**GIVEN PROBLEM:** Your task is to copy every record exactly.

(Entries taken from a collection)
--- BEGIN ---

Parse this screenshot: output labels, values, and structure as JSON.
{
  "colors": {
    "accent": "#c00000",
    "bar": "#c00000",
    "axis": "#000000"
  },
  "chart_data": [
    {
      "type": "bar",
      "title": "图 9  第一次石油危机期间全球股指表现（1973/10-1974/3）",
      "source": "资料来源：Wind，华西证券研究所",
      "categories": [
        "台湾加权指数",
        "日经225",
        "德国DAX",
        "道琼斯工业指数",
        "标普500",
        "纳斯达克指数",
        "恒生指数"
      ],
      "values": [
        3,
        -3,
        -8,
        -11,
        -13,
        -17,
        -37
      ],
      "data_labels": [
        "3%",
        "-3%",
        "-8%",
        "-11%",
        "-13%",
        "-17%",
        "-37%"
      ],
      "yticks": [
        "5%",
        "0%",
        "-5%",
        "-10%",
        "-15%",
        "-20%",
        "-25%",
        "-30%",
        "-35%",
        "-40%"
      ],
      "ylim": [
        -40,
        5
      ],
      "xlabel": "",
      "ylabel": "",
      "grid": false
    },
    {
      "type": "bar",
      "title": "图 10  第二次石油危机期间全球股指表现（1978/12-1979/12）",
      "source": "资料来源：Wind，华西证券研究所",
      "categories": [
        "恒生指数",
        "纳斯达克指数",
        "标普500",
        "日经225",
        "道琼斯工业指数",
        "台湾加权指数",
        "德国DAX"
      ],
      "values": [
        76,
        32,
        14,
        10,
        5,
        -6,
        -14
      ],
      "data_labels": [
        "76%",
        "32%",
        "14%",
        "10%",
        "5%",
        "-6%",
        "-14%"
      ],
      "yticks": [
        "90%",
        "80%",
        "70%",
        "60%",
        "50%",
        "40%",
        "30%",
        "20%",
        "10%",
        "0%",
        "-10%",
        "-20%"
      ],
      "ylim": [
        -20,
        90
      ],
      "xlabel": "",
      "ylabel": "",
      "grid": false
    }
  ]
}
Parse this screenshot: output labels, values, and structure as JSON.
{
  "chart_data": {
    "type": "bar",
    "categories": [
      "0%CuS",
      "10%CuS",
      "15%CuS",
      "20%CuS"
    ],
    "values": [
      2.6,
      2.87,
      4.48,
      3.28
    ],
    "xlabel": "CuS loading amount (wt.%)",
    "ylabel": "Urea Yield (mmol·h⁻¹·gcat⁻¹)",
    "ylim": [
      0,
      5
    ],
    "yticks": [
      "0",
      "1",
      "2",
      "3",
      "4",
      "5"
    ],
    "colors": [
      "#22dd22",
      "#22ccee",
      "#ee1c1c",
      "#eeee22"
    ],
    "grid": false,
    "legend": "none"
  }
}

--- END ---

**COMPLETE ANSWER:**
Parse this screenshot: output labels, values, and structure as JSON.
{
  "colors": {
    "accent": "#c00000",
    "bar": "#c00000",
    "axis": "#000000"
  },
  "chart_data": [
    {
      "type": "bar",
      "title": "图 9  第一次石油危机期间全球股指表现（1973/10-1974/3）",
      "source": "资料来源：Wind，华西证券研究所",
      "categories": [
        "台湾加权指数",
        "日经225",
        "德国DAX",
        "道琼斯工业指数",
        "标普500",
        "纳斯达克指数",
        "恒生指数"
      ],
      "values": [
        3,
        -3,
        -8,
        -11,
        -13,
        -17,
        -37
      ],
      "data_labels": [
        "3%",
        "-3%",
        "-8%",
        "-11%",
        "-13%",
        "-17%",
        "-37%"
      ],
      "yticks": [
        "5%",
        "0%",
        "-5%",
        "-10%",
        "-15%",
        "-20%",
        "-25%",
        "-30%",
        "-35%",
        "-40%"
      ],
      "ylim": [
        -40,
        5
      ],
      "xlabel": "",
      "ylabel": "",
      "grid": false
    },
    {
      "type": "bar",
      "title": "图 10  第二次石油危机期间全球股指表现（1978/12-1979/12）",
      "source": "资料来源：Wind，华西证券研究所",
      "categories": [
        "恒生指数",
        "纳斯达克指数",
        "标普500",
        "日经225",
        "道琼斯工业指数",
        "台湾加权指数",
        "德国DAX"
      ],
      "values": [
        76,
        32,
        14,
        10,
        5,
        -6,
        -14
      ],
      "data_labels": [
        "76%",
        "32%",
        "14%",
        "10%",
        "5%",
        "-6%",
        "-14%"
      ],
      "yticks": [
        "90%",
        "80%",
        "70%",
        "60%",
        "50%",
        "40%",
        "30%",
        "20%",
        "10%",
        "0%",
        "-10%",
        "-20%"
      ],
      "ylim": [
        -20,
        90
      ],
      "xlabel": "",
      "ylabel": "",
      "grid": false
    }
  ]
}
Parse this screenshot: output labels, values, and structure as JSON.
{
  "chart_data": {
    "type": "bar",
    "categories": [
      "0%CuS",
      "10%CuS",
      "15%CuS",
      "20%CuS"
    ],
    "values": [
      2.6,
      2.87,
      4.48,
      3.28
    ],
    "xlabel": "CuS loading amount (wt.%)",
    "ylabel": "Urea Yield (mmol·h⁻¹·gcat⁻¹)",
    "ylim": [
      0,
      5
    ],
    "yticks": [
      "0",
      "1",
      "2",
      "3",
      "4",
      "5"
    ],
    "colors": [
      "#22dd22",
      "#22ccee",
      "#ee1c1c",
      "#eeee22"
    ],
    "grid": false,
    "legend": "none"
  }
}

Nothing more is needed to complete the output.